Data for this task =>

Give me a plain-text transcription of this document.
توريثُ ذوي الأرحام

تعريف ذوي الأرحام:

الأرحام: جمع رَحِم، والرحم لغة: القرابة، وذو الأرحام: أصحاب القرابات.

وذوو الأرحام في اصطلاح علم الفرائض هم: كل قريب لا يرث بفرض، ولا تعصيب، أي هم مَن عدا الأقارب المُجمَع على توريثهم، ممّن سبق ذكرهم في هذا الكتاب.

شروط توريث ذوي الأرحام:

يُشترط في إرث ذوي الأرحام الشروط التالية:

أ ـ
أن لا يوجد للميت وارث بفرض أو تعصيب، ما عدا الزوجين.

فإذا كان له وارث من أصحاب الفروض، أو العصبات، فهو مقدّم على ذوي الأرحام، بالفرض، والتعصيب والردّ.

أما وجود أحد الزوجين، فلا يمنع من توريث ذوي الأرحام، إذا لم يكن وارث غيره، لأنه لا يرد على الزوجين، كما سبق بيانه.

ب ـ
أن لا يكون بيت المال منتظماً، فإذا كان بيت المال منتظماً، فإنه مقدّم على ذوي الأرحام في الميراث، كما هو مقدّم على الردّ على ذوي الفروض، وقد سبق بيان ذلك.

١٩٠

Task goal =>
Every line of the data above should be copied exactly.

Finished answer =>
Give me a plain-text transcription of this document.
توريثُ ذوي الأرحام

تعريف ذوي الأرحام:

الأرحام: جمع رَحِم، والرحم لغة: القرابة، وذو الأرحام: أصحاب القرابات.

وذوو الأرحام في اصطلاح علم الفرائض هم: كل قريب لا يرث بفرض، ولا تعصيب، أي هم مَن عدا الأقارب المُجمَع على توريثهم، ممّن سبق ذكرهم في هذا الكتاب.

شروط توريث ذوي الأرحام:

يُشترط في إرث ذوي الأرحام الشروط التالية:

أ ـ
أن لا يوجد للميت وارث بفرض أو تعصيب، ما عدا الزوجين.

فإذا كان له وارث من أصحاب الفروض، أو العصبات، فهو مقدّم على ذوي الأرحام، بالفرض، والتعصيب والردّ.

أما وجود أحد الزوجين، فلا يمنع من توريث ذوي الأرحام، إذا لم يكن وارث غيره، لأنه لا يرد على الزوجين، كما سبق بيانه.

ب ـ
أن لا يكون بيت المال منتظماً، فإذا كان بيت المال منتظماً، فإنه مقدّم على ذوي الأرحام في الميراث، كما هو مقدّم على الردّ على ذوي الفروض، وقد سبق بيان ذلك.

١٩٠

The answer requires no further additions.